--- Begin DATASET RECORDS ---

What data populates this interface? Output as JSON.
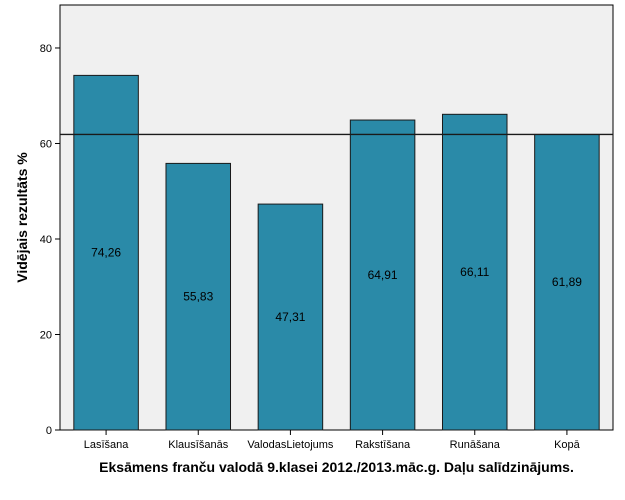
{
  "chart_data": {
    "type": "bar",
    "categories": [
      "Lasīšana",
      "Klausīšanās",
      "ValodasLietojums",
      "Rakstīšana",
      "Runāšana",
      "Kopā"
    ],
    "values": [
      74.26,
      55.83,
      47.31,
      64.91,
      66.11,
      61.89
    ],
    "value_labels": [
      "74,26",
      "55,83",
      "47,31",
      "64,91",
      "66,11",
      "61,89"
    ],
    "xlabel": "Eksāmens franču valodā 9.klasei 2012./2013.māc.g. Daļu salīdzinājums.",
    "ylabel": "Vidējais rezultāts %",
    "ylim": [
      0,
      89
    ],
    "yticks": [
      0,
      20,
      40,
      60,
      80
    ],
    "reference_line": 61.89,
    "grid": false,
    "colors": {
      "bar_fill": "#2a8aa8",
      "bar_stroke": "#1a1a1a",
      "plot_background": "#f0f0f0",
      "axis": "#000000"
    }
  }
}
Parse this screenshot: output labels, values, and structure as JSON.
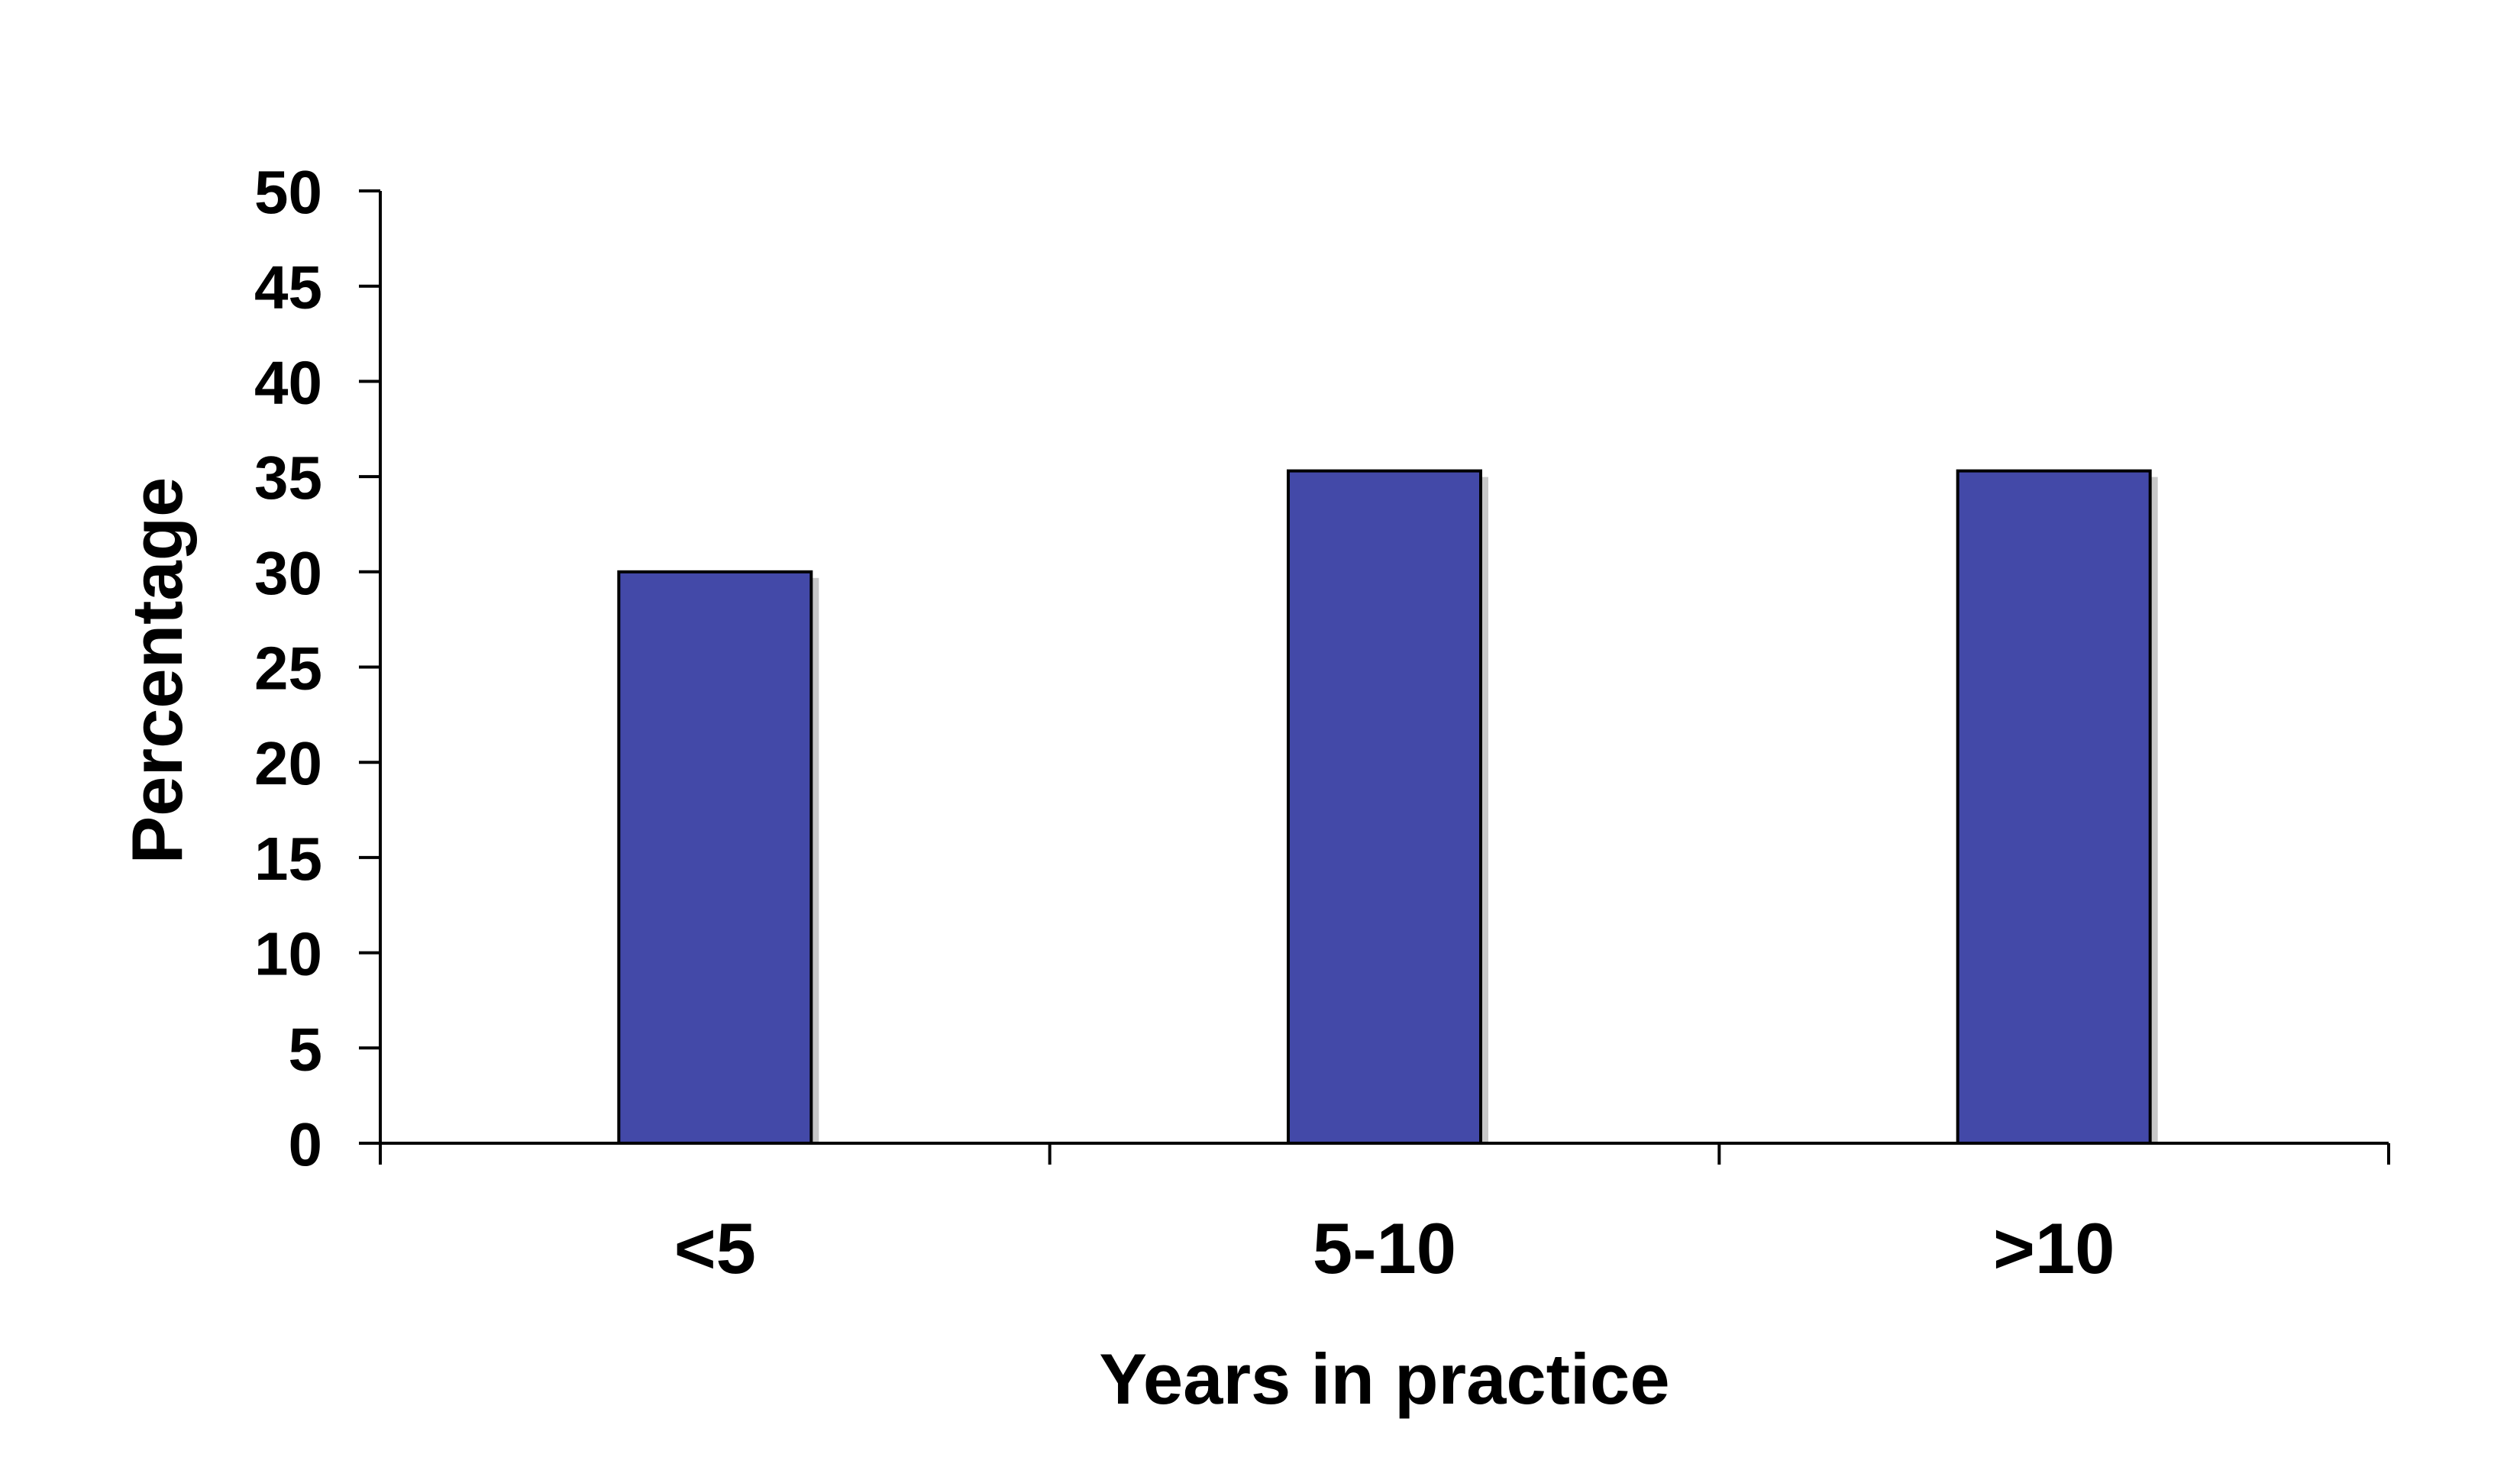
{
  "chart_data": {
    "type": "bar",
    "title": "",
    "xlabel": "Years in practice",
    "ylabel": "Percentage",
    "categories": [
      "<5",
      "5-10",
      ">10"
    ],
    "values": [
      30,
      35.3,
      35.3
    ],
    "ylim": [
      0,
      50
    ],
    "yticks": [
      "0",
      "5",
      "10",
      "15",
      "20",
      "25",
      "30",
      "35",
      "40",
      "45",
      "50"
    ],
    "grid": false,
    "legend": "none",
    "colors": {
      "bar_fill": "#4349A8",
      "bar_stroke": "#000000",
      "bar_shadow": "#C8C8C8",
      "axis": "#000000"
    }
  }
}
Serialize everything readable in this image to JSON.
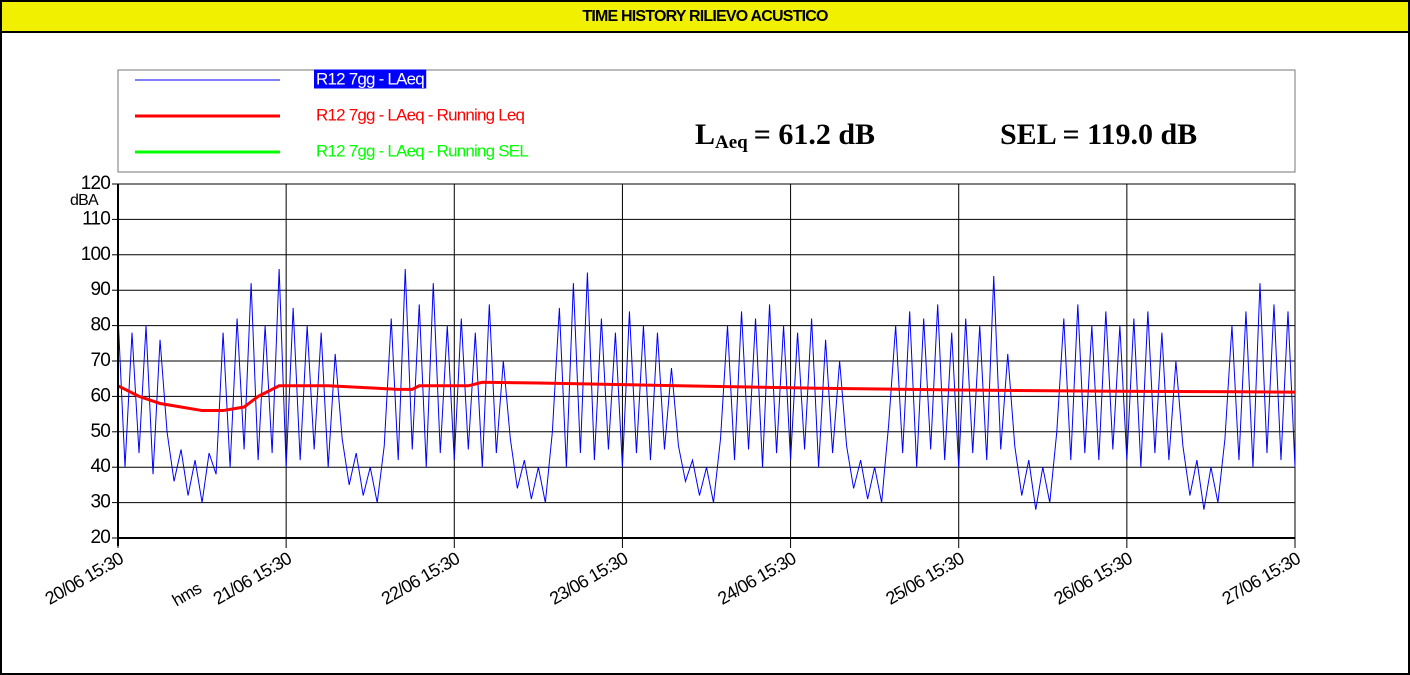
{
  "chart_data": {
    "type": "line",
    "title": "TIME HISTORY RILIEVO ACUSTICO",
    "ylabel": "dBA",
    "xlabel": "hms",
    "annotations": [
      {
        "main": "L",
        "sub": "Aeq",
        "text": "= 61.2 dB"
      },
      {
        "text": "SEL = 119.0 dB"
      }
    ],
    "x": [
      0,
      1,
      2,
      3,
      4,
      5,
      6,
      7,
      8,
      9,
      10,
      11,
      12,
      13,
      14,
      15,
      16,
      17,
      18,
      19,
      20,
      21,
      22,
      23,
      24,
      25,
      26,
      27,
      28,
      29,
      30,
      31,
      32,
      33,
      34,
      35,
      36,
      37,
      38,
      39,
      40,
      41,
      42,
      43,
      44,
      45,
      46,
      47,
      48,
      49,
      50,
      51,
      52,
      53,
      54,
      55,
      56,
      57,
      58,
      59,
      60,
      61,
      62,
      63,
      64,
      65,
      66,
      67,
      68,
      69,
      70,
      71,
      72,
      73,
      74,
      75,
      76,
      77,
      78,
      79,
      80,
      81,
      82,
      83,
      84,
      85,
      86,
      87,
      88,
      89,
      90,
      91,
      92,
      93,
      94,
      95,
      96,
      97,
      98,
      99,
      100,
      101,
      102,
      103,
      104,
      105,
      106,
      107,
      108,
      109,
      110,
      111,
      112,
      113,
      114,
      115,
      116,
      117,
      118,
      119,
      120,
      121,
      122,
      123,
      124,
      125,
      126,
      127,
      128,
      129,
      130,
      131,
      132,
      133,
      134,
      135,
      136,
      137,
      138,
      139,
      140,
      141,
      142,
      143,
      144,
      145,
      146,
      147,
      148,
      149,
      150,
      151,
      152,
      153,
      154,
      155,
      156,
      157,
      158,
      159,
      160,
      161,
      162,
      163,
      164,
      165,
      166,
      167,
      168
    ],
    "series": [
      {
        "name": "R12 7gg - LAeq",
        "color": "#0000ff",
        "values": [
          83,
          40,
          78,
          44,
          80,
          38,
          76,
          50,
          36,
          45,
          32,
          42,
          30,
          44,
          38,
          78,
          40,
          82,
          45,
          92,
          42,
          80,
          44,
          96,
          40,
          85,
          42,
          80,
          45,
          78,
          40,
          72,
          48,
          35,
          44,
          32,
          40,
          30,
          46,
          82,
          42,
          96,
          45,
          86,
          40,
          92,
          44,
          80,
          42,
          82,
          45,
          78,
          40,
          86,
          44,
          70,
          48,
          34,
          42,
          31,
          40,
          30,
          50,
          85,
          40,
          92,
          44,
          95,
          42,
          82,
          45,
          78,
          40,
          84,
          44,
          80,
          42,
          78,
          45,
          68,
          46,
          36,
          42,
          32,
          40,
          30,
          48,
          80,
          42,
          84,
          45,
          82,
          40,
          86,
          44,
          80,
          42,
          78,
          45,
          82,
          40,
          76,
          44,
          70,
          46,
          34,
          42,
          31,
          40,
          30,
          52,
          80,
          44,
          84,
          40,
          82,
          45,
          86,
          42,
          78,
          40,
          82,
          44,
          80,
          42,
          94,
          45,
          72,
          46,
          32,
          42,
          28,
          40,
          30,
          50,
          82,
          42,
          86,
          44,
          80,
          42,
          84,
          45,
          80,
          42,
          82,
          40,
          84,
          44,
          78,
          42,
          70,
          46,
          32,
          42,
          28,
          40,
          30,
          48,
          80,
          42,
          84,
          40,
          92,
          44,
          86,
          42,
          84,
          40
        ]
      },
      {
        "name": "R12 7gg - LAeq - Running Leq",
        "color": "#ff0000",
        "x": [
          0,
          1,
          3,
          6,
          9,
          12,
          15,
          18,
          20,
          21,
          23,
          30,
          40,
          42,
          43,
          50,
          52,
          60,
          80,
          100,
          120,
          140,
          160,
          168
        ],
        "values": [
          63,
          62,
          60,
          58,
          57,
          56,
          56,
          57,
          60,
          61,
          63,
          63,
          62,
          62,
          63,
          63,
          64,
          63.8,
          63,
          62.3,
          61.8,
          61.5,
          61.3,
          61.2
        ]
      },
      {
        "name": "R12 7gg - LAeq - Running SEL",
        "color": "#00ff00",
        "x": [],
        "values": []
      }
    ],
    "xlim": [
      0,
      168
    ],
    "xticks": [
      {
        "value": 0,
        "label": "20/06 15:30"
      },
      {
        "value": 24,
        "label": "21/06 15:30"
      },
      {
        "value": 48,
        "label": "22/06 15:30"
      },
      {
        "value": 72,
        "label": "23/06 15:30"
      },
      {
        "value": 96,
        "label": "24/06 15:30"
      },
      {
        "value": 120,
        "label": "25/06 15:30"
      },
      {
        "value": 144,
        "label": "26/06 15:30"
      },
      {
        "value": 168,
        "label": "27/06 15:30"
      }
    ],
    "ylim": [
      20,
      120
    ],
    "yticks": [
      20,
      30,
      40,
      50,
      60,
      70,
      80,
      90,
      100,
      110,
      120
    ],
    "grid": true
  }
}
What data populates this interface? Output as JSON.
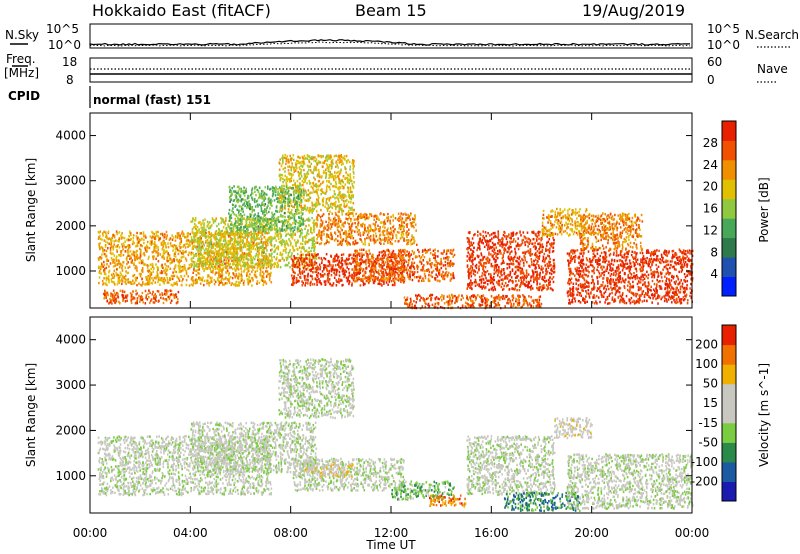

--- End DATASET RECORDS ---

**EXERCISE DESCRIPTION**
Copy the records above exactly. The pictures are not part of the copy.

**RESPONSE BELOW**
What data populates this interface? Output as JSON.
{
  "chart_data": {
    "type": "bar",
    "categories": [
      "Lasīšana",
      "Klausīšanās",
      "ValodasLietojums",
      "Rakstīšana",
      "Runāšana",
      "Kopā"
    ],
    "values": [
      74.26,
      55.83,
      47.31,
      64.91,
      66.11,
      61.89
    ],
    "value_labels": [
      "74,26",
      "55,83",
      "47,31",
      "64,91",
      "66,11",
      "61,89"
    ],
    "xlabel": "Eksāmens franču valodā 9.klasei 2012./2013.māc.g. Daļu salīdzinājums.",
    "ylabel": "Vidējais rezultāts %",
    "ylim": [
      0,
      89
    ],
    "yticks": [
      0,
      20,
      40,
      60,
      80
    ],
    "reference_line": 61.89,
    "grid": false,
    "colors": {
      "bar_fill": "#2a8aa8",
      "bar_stroke": "#1a1a1a",
      "plot_background": "#f0f0f0",
      "axis": "#000000"
    }
  }
}
Parse this screenshot: output labels, values, and structure as JSON.
{
  "chart_data": {
    "type": "bar",
    "title": "",
    "xlabel": "Years in practice",
    "ylabel": "Percentage",
    "categories": [
      "<5",
      "5-10",
      ">10"
    ],
    "values": [
      30,
      35.3,
      35.3
    ],
    "ylim": [
      0,
      50
    ],
    "yticks": [
      "0",
      "5",
      "10",
      "15",
      "20",
      "25",
      "30",
      "35",
      "40",
      "45",
      "50"
    ],
    "grid": false,
    "legend": "none",
    "colors": {
      "bar_fill": "#4349A8",
      "bar_stroke": "#000000",
      "bar_shadow": "#C8C8C8",
      "axis": "#000000"
    }
  }
}
Serialize everything readable in this image to JSON.
{
  "chart_data": {
    "type": "line",
    "title": "TIME HISTORY RILIEVO ACUSTICO",
    "ylabel": "dBA",
    "xlabel": "hms",
    "annotations": [
      {
        "main": "L",
        "sub": "Aeq",
        "text": "= 61.2 dB"
      },
      {
        "text": "SEL = 119.0 dB"
      }
    ],
    "x": [
      0,
      1,
      2,
      3,
      4,
      5,
      6,
      7,
      8,
      9,
      10,
      11,
      12,
      13,
      14,
      15,
      16,
      17,
      18,
      19,
      20,
      21,
      22,
      23,
      24,
      25,
      26,
      27,
      28,
      29,
      30,
      31,
      32,
      33,
      34,
      35,
      36,
      37,
      38,
      39,
      40,
      41,
      42,
      43,
      44,
      45,
      46,
      47,
      48,
      49,
      50,
      51,
      52,
      53,
      54,
      55,
      56,
      57,
      58,
      59,
      60,
      61,
      62,
      63,
      64,
      65,
      66,
      67,
      68,
      69,
      70,
      71,
      72,
      73,
      74,
      75,
      76,
      77,
      78,
      79,
      80,
      81,
      82,
      83,
      84,
      85,
      86,
      87,
      88,
      89,
      90,
      91,
      92,
      93,
      94,
      95,
      96,
      97,
      98,
      99,
      100,
      101,
      102,
      103,
      104,
      105,
      106,
      107,
      108,
      109,
      110,
      111,
      112,
      113,
      114,
      115,
      116,
      117,
      118,
      119,
      120,
      121,
      122,
      123,
      124,
      125,
      126,
      127,
      128,
      129,
      130,
      131,
      132,
      133,
      134,
      135,
      136,
      137,
      138,
      139,
      140,
      141,
      142,
      143,
      144,
      145,
      146,
      147,
      148,
      149,
      150,
      151,
      152,
      153,
      154,
      155,
      156,
      157,
      158,
      159,
      160,
      161,
      162,
      163,
      164,
      165,
      166,
      167,
      168
    ],
    "series": [
      {
        "name": "R12 7gg - LAeq",
        "color": "#0000ff",
        "values": [
          83,
          40,
          78,
          44,
          80,
          38,
          76,
          50,
          36,
          45,
          32,
          42,
          30,
          44,
          38,
          78,
          40,
          82,
          45,
          92,
          42,
          80,
          44,
          96,
          40,
          85,
          42,
          80,
          45,
          78,
          40,
          72,
          48,
          35,
          44,
          32,
          40,
          30,
          46,
          82,
          42,
          96,
          45,
          86,
          40,
          92,
          44,
          80,
          42,
          82,
          45,
          78,
          40,
          86,
          44,
          70,
          48,
          34,
          42,
          31,
          40,
          30,
          50,
          85,
          40,
          92,
          44,
          95,
          42,
          82,
          45,
          78,
          40,
          84,
          44,
          80,
          42,
          78,
          45,
          68,
          46,
          36,
          42,
          32,
          40,
          30,
          48,
          80,
          42,
          84,
          45,
          82,
          40,
          86,
          44,
          80,
          42,
          78,
          45,
          82,
          40,
          76,
          44,
          70,
          46,
          34,
          42,
          31,
          40,
          30,
          52,
          80,
          44,
          84,
          40,
          82,
          45,
          86,
          42,
          78,
          40,
          82,
          44,
          80,
          42,
          94,
          45,
          72,
          46,
          32,
          42,
          28,
          40,
          30,
          50,
          82,
          42,
          86,
          44,
          80,
          42,
          84,
          45,
          80,
          42,
          82,
          40,
          84,
          44,
          78,
          42,
          70,
          46,
          32,
          42,
          28,
          40,
          30,
          48,
          80,
          42,
          84,
          40,
          92,
          44,
          86,
          42,
          84,
          40
        ]
      },
      {
        "name": "R12 7gg - LAeq - Running Leq",
        "color": "#ff0000",
        "x": [
          0,
          1,
          3,
          6,
          9,
          12,
          15,
          18,
          20,
          21,
          23,
          30,
          40,
          42,
          43,
          50,
          52,
          60,
          80,
          100,
          120,
          140,
          160,
          168
        ],
        "values": [
          63,
          62,
          60,
          58,
          57,
          56,
          56,
          57,
          60,
          61,
          63,
          63,
          62,
          62,
          63,
          63,
          64,
          63.8,
          63,
          62.3,
          61.8,
          61.5,
          61.3,
          61.2
        ]
      },
      {
        "name": "R12 7gg - LAeq - Running SEL",
        "color": "#00ff00",
        "x": [],
        "values": []
      }
    ],
    "xlim": [
      0,
      168
    ],
    "xticks": [
      {
        "value": 0,
        "label": "20/06 15:30"
      },
      {
        "value": 24,
        "label": "21/06 15:30"
      },
      {
        "value": 48,
        "label": "22/06 15:30"
      },
      {
        "value": 72,
        "label": "23/06 15:30"
      },
      {
        "value": 96,
        "label": "24/06 15:30"
      },
      {
        "value": 120,
        "label": "25/06 15:30"
      },
      {
        "value": 144,
        "label": "26/06 15:30"
      },
      {
        "value": 168,
        "label": "27/06 15:30"
      }
    ],
    "ylim": [
      20,
      120
    ],
    "yticks": [
      20,
      30,
      40,
      50,
      60,
      70,
      80,
      90,
      100,
      110,
      120
    ],
    "grid": true
  }
}
What data populates this interface? Output as JSON.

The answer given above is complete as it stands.